Data listing:
[start]
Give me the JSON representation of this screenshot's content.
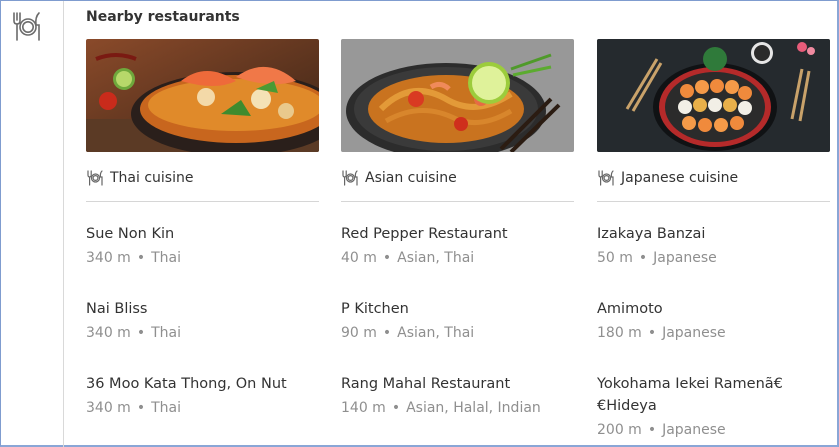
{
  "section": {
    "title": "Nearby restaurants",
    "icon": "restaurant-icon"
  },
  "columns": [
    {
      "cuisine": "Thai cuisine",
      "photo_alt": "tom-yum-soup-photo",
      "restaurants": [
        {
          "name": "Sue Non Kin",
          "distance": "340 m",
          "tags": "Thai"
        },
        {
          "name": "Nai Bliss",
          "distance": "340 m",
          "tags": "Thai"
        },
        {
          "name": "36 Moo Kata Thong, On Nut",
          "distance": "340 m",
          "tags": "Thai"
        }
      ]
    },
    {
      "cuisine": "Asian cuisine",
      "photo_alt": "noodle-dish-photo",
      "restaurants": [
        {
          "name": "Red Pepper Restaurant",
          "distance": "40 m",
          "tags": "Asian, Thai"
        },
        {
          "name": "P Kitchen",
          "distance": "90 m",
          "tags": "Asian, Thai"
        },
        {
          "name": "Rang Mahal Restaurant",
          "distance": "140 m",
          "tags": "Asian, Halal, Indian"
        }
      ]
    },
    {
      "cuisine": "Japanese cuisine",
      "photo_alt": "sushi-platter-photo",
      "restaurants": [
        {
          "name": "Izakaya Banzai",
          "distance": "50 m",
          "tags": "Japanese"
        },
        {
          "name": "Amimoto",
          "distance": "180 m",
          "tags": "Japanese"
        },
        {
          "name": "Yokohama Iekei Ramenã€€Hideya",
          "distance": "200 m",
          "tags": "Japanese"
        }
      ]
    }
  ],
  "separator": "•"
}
[end]
Without including the pictures, reproduce all entries exactly.

Written reply:
Give me the JSON representation of this screenshot's content.
{
  "section": {
    "title": "Nearby restaurants",
    "icon": "restaurant-icon"
  },
  "columns": [
    {
      "cuisine": "Thai cuisine",
      "photo_alt": "tom-yum-soup-photo",
      "restaurants": [
        {
          "name": "Sue Non Kin",
          "distance": "340 m",
          "tags": "Thai"
        },
        {
          "name": "Nai Bliss",
          "distance": "340 m",
          "tags": "Thai"
        },
        {
          "name": "36 Moo Kata Thong, On Nut",
          "distance": "340 m",
          "tags": "Thai"
        }
      ]
    },
    {
      "cuisine": "Asian cuisine",
      "photo_alt": "noodle-dish-photo",
      "restaurants": [
        {
          "name": "Red Pepper Restaurant",
          "distance": "40 m",
          "tags": "Asian, Thai"
        },
        {
          "name": "P Kitchen",
          "distance": "90 m",
          "tags": "Asian, Thai"
        },
        {
          "name": "Rang Mahal Restaurant",
          "distance": "140 m",
          "tags": "Asian, Halal, Indian"
        }
      ]
    },
    {
      "cuisine": "Japanese cuisine",
      "photo_alt": "sushi-platter-photo",
      "restaurants": [
        {
          "name": "Izakaya Banzai",
          "distance": "50 m",
          "tags": "Japanese"
        },
        {
          "name": "Amimoto",
          "distance": "180 m",
          "tags": "Japanese"
        },
        {
          "name": "Yokohama Iekei Ramenã€€Hideya",
          "distance": "200 m",
          "tags": "Japanese"
        }
      ]
    }
  ],
  "separator": "•"
}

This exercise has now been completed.